(Stored data)
══════════

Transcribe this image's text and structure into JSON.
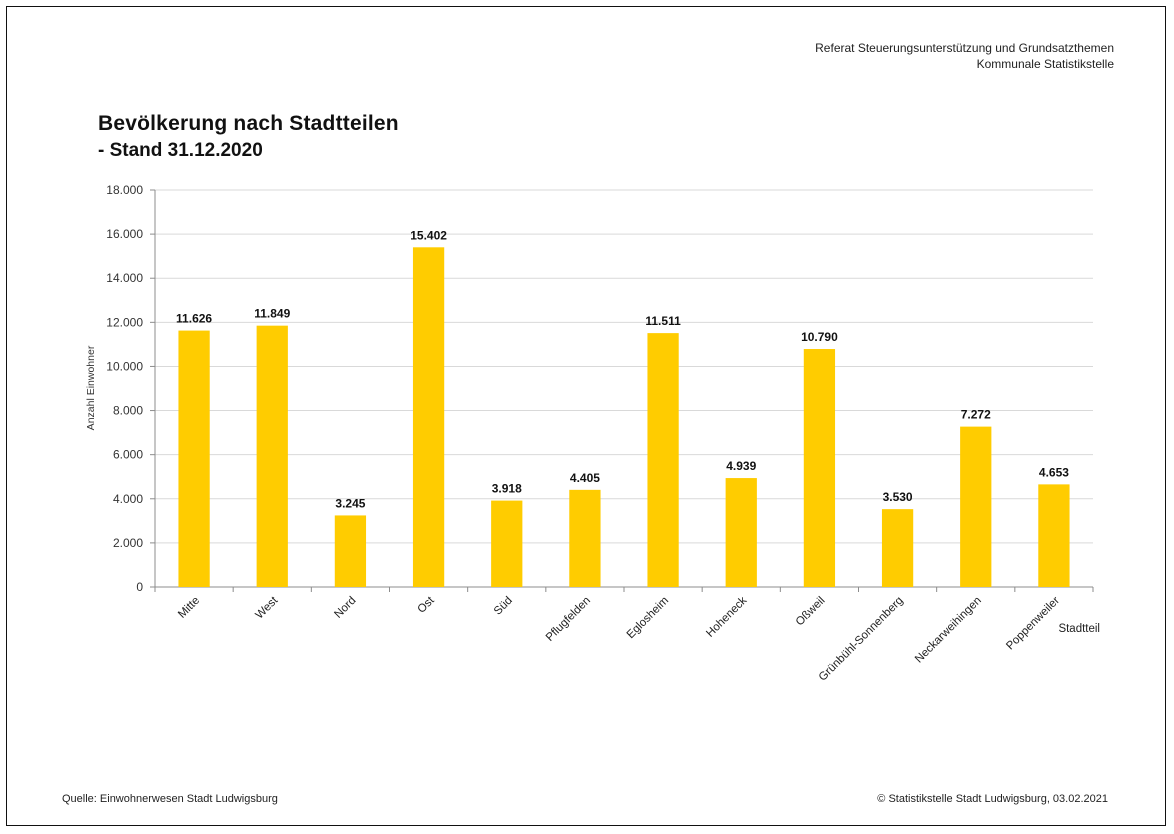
{
  "header": {
    "org_line1": "Referat Steuerungsunterstützung und Grundsatzthemen",
    "org_line2": "Kommunale Statistikstelle"
  },
  "footer": {
    "source": "Quelle: Einwohnerwesen Stadt Ludwigsburg",
    "copyright": "© Statistikstelle Stadt Ludwigsburg, 03.02.2021"
  },
  "chart_data": {
    "type": "bar",
    "title": "Bevölkerung nach Stadtteilen",
    "subtitle": "- Stand 31.12.2020",
    "xlabel": "Stadtteil",
    "ylabel": "Anzahl Einwohner",
    "categories": [
      "Mitte",
      "West",
      "Nord",
      "Ost",
      "Süd",
      "Pflugfelden",
      "Eglosheim",
      "Hoheneck",
      "Oßweil",
      "Grünbühl-Sonnenberg",
      "Neckarweihingen",
      "Poppenweiler"
    ],
    "values": [
      11626,
      11849,
      3245,
      15402,
      3918,
      4405,
      11511,
      4939,
      10790,
      3530,
      7272,
      4653
    ],
    "data_labels": [
      "11.626",
      "11.849",
      "3.245",
      "15.402",
      "3.918",
      "4.405",
      "11.511",
      "4.939",
      "10.790",
      "3.530",
      "7.272",
      "4.653"
    ],
    "ylim": [
      0,
      18000
    ],
    "yticks": [
      0,
      2000,
      4000,
      6000,
      8000,
      10000,
      12000,
      14000,
      16000,
      18000
    ],
    "ytick_labels": [
      "0",
      "2.000",
      "4.000",
      "6.000",
      "8.000",
      "10.000",
      "12.000",
      "14.000",
      "16.000",
      "18.000"
    ],
    "grid": true,
    "bar_color": "#FFCC00",
    "grid_color": "#d9d9d9",
    "axis_color": "#8c8c8c"
  }
}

══════════

→ JOB
Your answer should be a single number: the count of lines in the entries that contain the word "Ludwigsburg".

→ THE ANSWER
2